#### [WHAT TO DO]
Print the entries below in their entirety, exactly as they are written.

● ● ● ●

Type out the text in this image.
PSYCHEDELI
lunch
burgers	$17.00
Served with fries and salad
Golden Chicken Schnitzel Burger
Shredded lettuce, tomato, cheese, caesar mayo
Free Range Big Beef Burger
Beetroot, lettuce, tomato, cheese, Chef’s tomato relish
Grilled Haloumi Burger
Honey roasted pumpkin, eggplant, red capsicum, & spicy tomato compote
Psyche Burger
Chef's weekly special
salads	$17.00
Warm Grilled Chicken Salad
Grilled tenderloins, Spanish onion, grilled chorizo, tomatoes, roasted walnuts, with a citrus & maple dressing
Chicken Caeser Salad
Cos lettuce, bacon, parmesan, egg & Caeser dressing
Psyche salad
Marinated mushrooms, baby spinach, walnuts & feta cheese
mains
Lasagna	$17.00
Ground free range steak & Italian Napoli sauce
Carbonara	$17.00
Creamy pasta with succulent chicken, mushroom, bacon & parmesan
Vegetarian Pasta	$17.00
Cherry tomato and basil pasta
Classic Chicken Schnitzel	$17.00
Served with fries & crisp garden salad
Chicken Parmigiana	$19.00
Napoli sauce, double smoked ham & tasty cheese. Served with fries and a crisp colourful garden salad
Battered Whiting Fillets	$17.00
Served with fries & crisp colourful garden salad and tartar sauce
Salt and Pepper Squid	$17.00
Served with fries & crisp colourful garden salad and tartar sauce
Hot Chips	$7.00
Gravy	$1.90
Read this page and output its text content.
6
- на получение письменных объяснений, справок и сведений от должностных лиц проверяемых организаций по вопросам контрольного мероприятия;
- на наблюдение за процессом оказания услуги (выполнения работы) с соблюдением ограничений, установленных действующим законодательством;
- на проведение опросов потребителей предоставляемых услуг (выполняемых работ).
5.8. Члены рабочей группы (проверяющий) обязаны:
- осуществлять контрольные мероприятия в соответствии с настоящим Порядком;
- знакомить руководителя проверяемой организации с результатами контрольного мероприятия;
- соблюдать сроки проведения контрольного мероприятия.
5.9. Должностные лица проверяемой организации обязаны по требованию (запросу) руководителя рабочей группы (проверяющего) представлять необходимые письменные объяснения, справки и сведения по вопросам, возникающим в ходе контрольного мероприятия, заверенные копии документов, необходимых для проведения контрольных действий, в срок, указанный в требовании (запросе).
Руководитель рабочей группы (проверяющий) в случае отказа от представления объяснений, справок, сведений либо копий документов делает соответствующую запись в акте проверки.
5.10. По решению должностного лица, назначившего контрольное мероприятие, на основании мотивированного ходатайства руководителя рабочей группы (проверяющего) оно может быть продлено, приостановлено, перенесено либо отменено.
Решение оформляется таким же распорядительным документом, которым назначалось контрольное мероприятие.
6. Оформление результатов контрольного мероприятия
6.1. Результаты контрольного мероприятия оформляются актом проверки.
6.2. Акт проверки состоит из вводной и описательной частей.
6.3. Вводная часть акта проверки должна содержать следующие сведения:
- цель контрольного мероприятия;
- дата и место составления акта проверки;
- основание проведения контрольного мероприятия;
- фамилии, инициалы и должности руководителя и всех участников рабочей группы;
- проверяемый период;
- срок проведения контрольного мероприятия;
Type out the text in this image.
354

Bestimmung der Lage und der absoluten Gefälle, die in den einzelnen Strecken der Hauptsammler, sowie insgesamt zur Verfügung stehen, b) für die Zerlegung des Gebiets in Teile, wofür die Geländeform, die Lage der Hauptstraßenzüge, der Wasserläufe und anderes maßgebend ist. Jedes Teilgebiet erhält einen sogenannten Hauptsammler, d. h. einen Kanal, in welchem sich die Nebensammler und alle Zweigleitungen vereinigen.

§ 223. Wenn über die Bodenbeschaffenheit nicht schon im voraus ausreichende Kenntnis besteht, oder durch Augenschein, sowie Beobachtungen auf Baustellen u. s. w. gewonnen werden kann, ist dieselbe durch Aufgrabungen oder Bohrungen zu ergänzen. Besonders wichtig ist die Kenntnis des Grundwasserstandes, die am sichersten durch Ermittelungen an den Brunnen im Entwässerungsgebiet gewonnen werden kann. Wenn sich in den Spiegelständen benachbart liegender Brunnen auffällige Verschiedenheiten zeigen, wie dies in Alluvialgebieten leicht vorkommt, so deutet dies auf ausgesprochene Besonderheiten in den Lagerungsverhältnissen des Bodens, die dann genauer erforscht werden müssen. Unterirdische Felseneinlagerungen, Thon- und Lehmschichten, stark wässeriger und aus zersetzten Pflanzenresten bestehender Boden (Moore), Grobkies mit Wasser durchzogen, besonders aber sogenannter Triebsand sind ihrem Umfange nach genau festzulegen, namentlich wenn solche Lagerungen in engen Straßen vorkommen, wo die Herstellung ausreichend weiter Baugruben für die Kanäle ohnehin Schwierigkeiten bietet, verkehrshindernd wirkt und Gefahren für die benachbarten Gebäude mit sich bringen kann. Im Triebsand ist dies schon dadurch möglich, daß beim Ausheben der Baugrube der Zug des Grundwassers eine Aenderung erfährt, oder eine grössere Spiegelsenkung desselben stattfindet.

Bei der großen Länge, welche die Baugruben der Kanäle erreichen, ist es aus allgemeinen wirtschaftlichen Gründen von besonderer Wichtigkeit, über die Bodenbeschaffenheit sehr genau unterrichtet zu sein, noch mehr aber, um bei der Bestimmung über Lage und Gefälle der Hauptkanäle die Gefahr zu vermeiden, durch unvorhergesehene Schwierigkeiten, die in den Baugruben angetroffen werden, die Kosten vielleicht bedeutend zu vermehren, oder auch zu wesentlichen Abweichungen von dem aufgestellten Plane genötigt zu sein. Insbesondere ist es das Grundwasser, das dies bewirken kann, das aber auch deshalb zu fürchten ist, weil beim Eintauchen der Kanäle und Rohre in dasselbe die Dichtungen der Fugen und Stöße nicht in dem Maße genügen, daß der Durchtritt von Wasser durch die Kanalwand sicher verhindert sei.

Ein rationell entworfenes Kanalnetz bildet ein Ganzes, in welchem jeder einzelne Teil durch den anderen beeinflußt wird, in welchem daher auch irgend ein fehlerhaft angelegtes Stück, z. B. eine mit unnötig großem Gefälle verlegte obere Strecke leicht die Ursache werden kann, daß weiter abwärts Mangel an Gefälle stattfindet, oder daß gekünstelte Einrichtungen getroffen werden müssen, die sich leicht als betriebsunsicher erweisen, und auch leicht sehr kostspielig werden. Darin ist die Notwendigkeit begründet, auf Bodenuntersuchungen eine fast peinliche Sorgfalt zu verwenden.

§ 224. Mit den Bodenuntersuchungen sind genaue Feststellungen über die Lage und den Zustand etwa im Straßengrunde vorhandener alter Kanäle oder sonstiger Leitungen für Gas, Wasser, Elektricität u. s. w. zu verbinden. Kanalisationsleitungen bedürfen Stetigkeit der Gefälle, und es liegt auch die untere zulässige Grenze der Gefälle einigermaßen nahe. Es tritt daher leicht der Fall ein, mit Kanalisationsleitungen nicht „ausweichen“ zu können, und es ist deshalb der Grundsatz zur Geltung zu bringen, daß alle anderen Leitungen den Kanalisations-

● ● ● ●

#### [EXPECTED OUTPUT]
Type out the text in this image.
PSYCHEDELI
lunch
burgers	$17.00
Served with fries and salad
Golden Chicken Schnitzel Burger
Shredded lettuce, tomato, cheese, caesar mayo
Free Range Big Beef Burger
Beetroot, lettuce, tomato, cheese, Chef’s tomato relish
Grilled Haloumi Burger
Honey roasted pumpkin, eggplant, red capsicum, & spicy tomato compote
Psyche Burger
Chef's weekly special
salads	$17.00
Warm Grilled Chicken Salad
Grilled tenderloins, Spanish onion, grilled chorizo, tomatoes, roasted walnuts, with a citrus & maple dressing
Chicken Caeser Salad
Cos lettuce, bacon, parmesan, egg & Caeser dressing
Psyche salad
Marinated mushrooms, baby spinach, walnuts & feta cheese
mains
Lasagna	$17.00
Ground free range steak & Italian Napoli sauce
Carbonara	$17.00
Creamy pasta with succulent chicken, mushroom, bacon & parmesan
Vegetarian Pasta	$17.00
Cherry tomato and basil pasta
Classic Chicken Schnitzel	$17.00
Served with fries & crisp garden salad
Chicken Parmigiana	$19.00
Napoli sauce, double smoked ham & tasty cheese. Served with fries and a crisp colourful garden salad
Battered Whiting Fillets	$17.00
Served with fries & crisp colourful garden salad and tartar sauce
Salt and Pepper Squid	$17.00
Served with fries & crisp colourful garden salad and tartar sauce
Hot Chips	$7.00
Gravy	$1.90
Read this page and output its text content.
6
- на получение письменных объяснений, справок и сведений от должностных лиц проверяемых организаций по вопросам контрольного мероприятия;
- на наблюдение за процессом оказания услуги (выполнения работы) с соблюдением ограничений, установленных действующим законодательством;
- на проведение опросов потребителей предоставляемых услуг (выполняемых работ).
5.8. Члены рабочей группы (проверяющий) обязаны:
- осуществлять контрольные мероприятия в соответствии с настоящим Порядком;
- знакомить руководителя проверяемой организации с результатами контрольного мероприятия;
- соблюдать сроки проведения контрольного мероприятия.
5.9. Должностные лица проверяемой организации обязаны по требованию (запросу) руководителя рабочей группы (проверяющего) представлять необходимые письменные объяснения, справки и сведения по вопросам, возникающим в ходе контрольного мероприятия, заверенные копии документов, необходимых для проведения контрольных действий, в срок, указанный в требовании (запросе).
Руководитель рабочей группы (проверяющий) в случае отказа от представления объяснений, справок, сведений либо копий документов делает соответствующую запись в акте проверки.
5.10. По решению должностного лица, назначившего контрольное мероприятие, на основании мотивированного ходатайства руководителя рабочей группы (проверяющего) оно может быть продлено, приостановлено, перенесено либо отменено.
Решение оформляется таким же распорядительным документом, которым назначалось контрольное мероприятие.
6. Оформление результатов контрольного мероприятия
6.1. Результаты контрольного мероприятия оформляются актом проверки.
6.2. Акт проверки состоит из вводной и описательной частей.
6.3. Вводная часть акта проверки должна содержать следующие сведения:
- цель контрольного мероприятия;
- дата и место составления акта проверки;
- основание проведения контрольного мероприятия;
- фамилии, инициалы и должности руководителя и всех участников рабочей группы;
- проверяемый период;
- срок проведения контрольного мероприятия;
Type out the text in this image.
354

Bestimmung der Lage und der absoluten Gefälle, die in den einzelnen Strecken der Hauptsammler, sowie insgesamt zur Verfügung stehen, b) für die Zerlegung des Gebiets in Teile, wofür die Geländeform, die Lage der Hauptstraßenzüge, der Wasserläufe und anderes maßgebend ist. Jedes Teilgebiet erhält einen sogenannten Hauptsammler, d. h. einen Kanal, in welchem sich die Nebensammler und alle Zweigleitungen vereinigen.

§ 223. Wenn über die Bodenbeschaffenheit nicht schon im voraus ausreichende Kenntnis besteht, oder durch Augenschein, sowie Beobachtungen auf Baustellen u. s. w. gewonnen werden kann, ist dieselbe durch Aufgrabungen oder Bohrungen zu ergänzen. Besonders wichtig ist die Kenntnis des Grundwasserstandes, die am sichersten durch Ermittelungen an den Brunnen im Entwässerungsgebiet gewonnen werden kann. Wenn sich in den Spiegelständen benachbart liegender Brunnen auffällige Verschiedenheiten zeigen, wie dies in Alluvialgebieten leicht vorkommt, so deutet dies auf ausgesprochene Besonderheiten in den Lagerungsverhältnissen des Bodens, die dann genauer erforscht werden müssen. Unterirdische Felseneinlagerungen, Thon- und Lehmschichten, stark wässeriger und aus zersetzten Pflanzenresten bestehender Boden (Moore), Grobkies mit Wasser durchzogen, besonders aber sogenannter Triebsand sind ihrem Umfange nach genau festzulegen, namentlich wenn solche Lagerungen in engen Straßen vorkommen, wo die Herstellung ausreichend weiter Baugruben für die Kanäle ohnehin Schwierigkeiten bietet, verkehrshindernd wirkt und Gefahren für die benachbarten Gebäude mit sich bringen kann. Im Triebsand ist dies schon dadurch möglich, daß beim Ausheben der Baugrube der Zug des Grundwassers eine Aenderung erfährt, oder eine grössere Spiegelsenkung desselben stattfindet.

Bei der großen Länge, welche die Baugruben der Kanäle erreichen, ist es aus allgemeinen wirtschaftlichen Gründen von besonderer Wichtigkeit, über die Bodenbeschaffenheit sehr genau unterrichtet zu sein, noch mehr aber, um bei der Bestimmung über Lage und Gefälle der Hauptkanäle die Gefahr zu vermeiden, durch unvorhergesehene Schwierigkeiten, die in den Baugruben angetroffen werden, die Kosten vielleicht bedeutend zu vermehren, oder auch zu wesentlichen Abweichungen von dem aufgestellten Plane genötigt zu sein. Insbesondere ist es das Grundwasser, das dies bewirken kann, das aber auch deshalb zu fürchten ist, weil beim Eintauchen der Kanäle und Rohre in dasselbe die Dichtungen der Fugen und Stöße nicht in dem Maße genügen, daß der Durchtritt von Wasser durch die Kanalwand sicher verhindert sei.

Ein rationell entworfenes Kanalnetz bildet ein Ganzes, in welchem jeder einzelne Teil durch den anderen beeinflußt wird, in welchem daher auch irgend ein fehlerhaft angelegtes Stück, z. B. eine mit unnötig großem Gefälle verlegte obere Strecke leicht die Ursache werden kann, daß weiter abwärts Mangel an Gefälle stattfindet, oder daß gekünstelte Einrichtungen getroffen werden müssen, die sich leicht als betriebsunsicher erweisen, und auch leicht sehr kostspielig werden. Darin ist die Notwendigkeit begründet, auf Bodenuntersuchungen eine fast peinliche Sorgfalt zu verwenden.

§ 224. Mit den Bodenuntersuchungen sind genaue Feststellungen über die Lage und den Zustand etwa im Straßengrunde vorhandener alter Kanäle oder sonstiger Leitungen für Gas, Wasser, Elektricität u. s. w. zu verbinden. Kanalisationsleitungen bedürfen Stetigkeit der Gefälle, und es liegt auch die untere zulässige Grenze der Gefälle einigermaßen nahe. Es tritt daher leicht der Fall ein, mit Kanalisationsleitungen nicht „ausweichen“ zu können, und es ist deshalb der Grundsatz zur Geltung zu bringen, daß alle anderen Leitungen den Kanalisations-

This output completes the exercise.